◆ **EXERCISE**
What follows is a set of entries. Repeat them exactly, but not their pictures.

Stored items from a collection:
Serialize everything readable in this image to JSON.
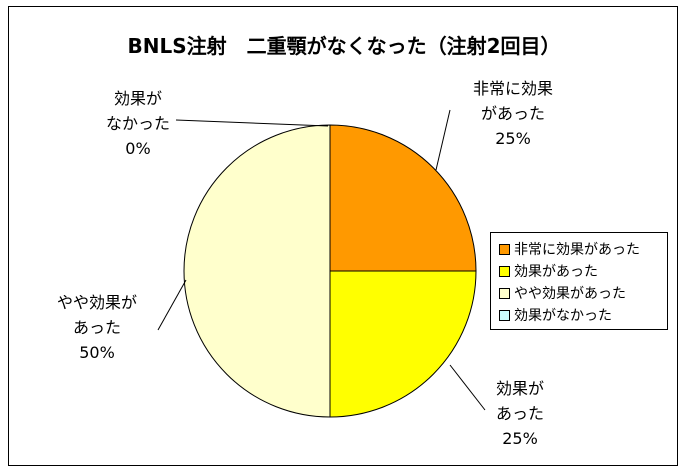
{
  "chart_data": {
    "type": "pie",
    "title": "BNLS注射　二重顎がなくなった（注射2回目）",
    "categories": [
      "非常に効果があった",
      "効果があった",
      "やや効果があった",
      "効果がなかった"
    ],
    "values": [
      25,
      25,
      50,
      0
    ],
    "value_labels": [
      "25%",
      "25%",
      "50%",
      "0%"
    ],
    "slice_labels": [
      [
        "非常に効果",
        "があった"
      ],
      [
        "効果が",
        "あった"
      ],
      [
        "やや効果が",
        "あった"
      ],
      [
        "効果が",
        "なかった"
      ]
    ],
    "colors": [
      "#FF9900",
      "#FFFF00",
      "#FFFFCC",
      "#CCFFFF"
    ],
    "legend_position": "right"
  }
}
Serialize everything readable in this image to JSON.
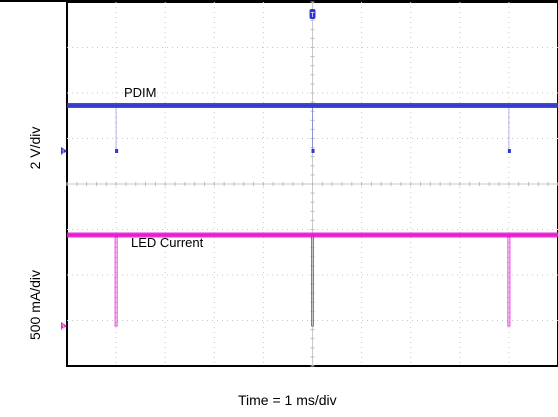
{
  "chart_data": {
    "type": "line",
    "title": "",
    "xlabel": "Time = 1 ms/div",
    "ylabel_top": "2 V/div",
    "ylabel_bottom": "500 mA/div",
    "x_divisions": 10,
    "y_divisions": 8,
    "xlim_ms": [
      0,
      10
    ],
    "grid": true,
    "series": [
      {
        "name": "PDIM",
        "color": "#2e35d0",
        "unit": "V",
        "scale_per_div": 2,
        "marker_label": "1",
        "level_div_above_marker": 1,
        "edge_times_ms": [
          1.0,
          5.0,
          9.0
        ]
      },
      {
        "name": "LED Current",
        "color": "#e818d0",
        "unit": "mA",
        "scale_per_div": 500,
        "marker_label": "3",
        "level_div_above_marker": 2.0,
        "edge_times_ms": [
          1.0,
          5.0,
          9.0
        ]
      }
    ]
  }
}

◆ **THE RESULT**
Serialize everything readable in this image to JSON.
{
  "chart_data": {
    "type": "pie",
    "title": "BNLS注射　二重顎がなくなった（注射2回目）",
    "categories": [
      "非常に効果があった",
      "効果があった",
      "やや効果があった",
      "効果がなかった"
    ],
    "values": [
      25,
      25,
      50,
      0
    ],
    "value_labels": [
      "25%",
      "25%",
      "50%",
      "0%"
    ],
    "slice_labels": [
      [
        "非常に効果",
        "があった"
      ],
      [
        "効果が",
        "あった"
      ],
      [
        "やや効果が",
        "あった"
      ],
      [
        "効果が",
        "なかった"
      ]
    ],
    "colors": [
      "#FF9900",
      "#FFFF00",
      "#FFFFCC",
      "#CCFFFF"
    ],
    "legend_position": "right"
  }
}
Serialize everything readable in this image to JSON.
{
  "chart_data": {
    "type": "line",
    "title": "",
    "xlabel": "Time = 1 ms/div",
    "ylabel_top": "2 V/div",
    "ylabel_bottom": "500 mA/div",
    "x_divisions": 10,
    "y_divisions": 8,
    "xlim_ms": [
      0,
      10
    ],
    "grid": true,
    "series": [
      {
        "name": "PDIM",
        "color": "#2e35d0",
        "unit": "V",
        "scale_per_div": 2,
        "marker_label": "1",
        "level_div_above_marker": 1,
        "edge_times_ms": [
          1.0,
          5.0,
          9.0
        ]
      },
      {
        "name": "LED Current",
        "color": "#e818d0",
        "unit": "mA",
        "scale_per_div": 500,
        "marker_label": "3",
        "level_div_above_marker": 2.0,
        "edge_times_ms": [
          1.0,
          5.0,
          9.0
        ]
      }
    ]
  }
}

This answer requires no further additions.